Gaither teacher sues, says district fired him without considering medical condition
By his lawyer's own description, science teacher Phillip Sanchez got silly sometimes.
In 2010, officials said, he used a self-made shocking device on a student. In 2011, they suspended him for three days for shocking another student.
There was a tug-of-war in June 2014 over a cell phone. One more inappropriate interaction with a student, they warned him, and you're fired.
It didn't take long. Days after the 2014-15 school year began, Hillsborough County school district investigators found that Sanchez shot a rubber band, hitting a student in the face. They called the act "battery" and part of "a pattern of poor decision making." Superintendent MaryEllen Elia recommended that he be terminated from his job at Gaither High School.
But it took more than a year for Sanchez, 41, to get his hearing before the elected School Board, which upheld the firing by a 4-2 vote.
Now Sanchez is suing the district.
It turns out he was silly for good reason: A psychiatrist, brought into the picture after the district moved to fire him, said he had undiagnosed attention deficit hyperactivity disorder, something that could be treated with medication and therapy.
Sanchez is an excellent teacher, according to his lawyer, Mark Levine, who arranged for the psychiatric evaluation. Levine says the school district violated Sanchez' due process rights by not allowing the medical testimony.
The two sides disagreed as to whether the medical evidence was presented too late in the process. There were other issues too, including whether Levine should have a chance to question Elia (who, by that time, had been fired herself).
The suit, filed Nov. 30 in Hillsborough Circuit Court, asks for Sanchez to be reinstated with back pay and benefits. Records show he joined the district in 2004.
Jim Porter, the school board's attorney, said he could not comment on pending litigation.

########################################

Action item> Could you update the news article about the Gaither teacher's lawsuit by giving it again from "It didn't take" up to and including "Gaither High School.", with "rubber band" replaced by "paper clip"? The items that come next are separate material, unrelated to the news article.

Items from a dataset>
########################################

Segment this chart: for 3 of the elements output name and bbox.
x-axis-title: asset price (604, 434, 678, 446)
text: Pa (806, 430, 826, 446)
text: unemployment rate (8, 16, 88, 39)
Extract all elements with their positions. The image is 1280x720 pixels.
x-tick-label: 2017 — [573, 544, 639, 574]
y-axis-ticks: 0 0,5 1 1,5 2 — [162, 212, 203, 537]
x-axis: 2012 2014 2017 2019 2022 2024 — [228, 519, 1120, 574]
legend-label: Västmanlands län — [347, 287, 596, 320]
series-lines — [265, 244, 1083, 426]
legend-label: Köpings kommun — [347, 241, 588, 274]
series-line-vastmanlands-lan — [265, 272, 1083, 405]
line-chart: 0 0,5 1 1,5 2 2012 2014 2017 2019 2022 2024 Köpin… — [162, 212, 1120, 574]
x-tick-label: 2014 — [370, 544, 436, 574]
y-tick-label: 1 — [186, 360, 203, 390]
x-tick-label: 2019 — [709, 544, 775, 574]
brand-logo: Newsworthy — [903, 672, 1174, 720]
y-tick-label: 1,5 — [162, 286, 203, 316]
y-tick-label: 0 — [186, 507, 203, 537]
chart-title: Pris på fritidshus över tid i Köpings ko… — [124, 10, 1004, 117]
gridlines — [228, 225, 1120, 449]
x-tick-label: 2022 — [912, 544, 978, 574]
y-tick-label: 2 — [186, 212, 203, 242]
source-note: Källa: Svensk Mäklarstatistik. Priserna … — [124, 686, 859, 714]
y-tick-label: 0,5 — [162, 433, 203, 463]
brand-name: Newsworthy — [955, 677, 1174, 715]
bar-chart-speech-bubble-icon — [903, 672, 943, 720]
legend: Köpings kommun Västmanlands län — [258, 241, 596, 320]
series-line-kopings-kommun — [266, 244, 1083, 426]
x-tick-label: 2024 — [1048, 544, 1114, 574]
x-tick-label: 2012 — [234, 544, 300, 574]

########################################

Response to this exercise>
It didn't take long. Days after the 2014-15 school year began, Hillsborough County school district investigators found that Sanchez shot a paper clip, hitting a student in the face. They called the act "battery" and part of "a pattern of poor decision making." Superintendent MaryEllen Elia recommended that he be terminated from his job at Gaither High School.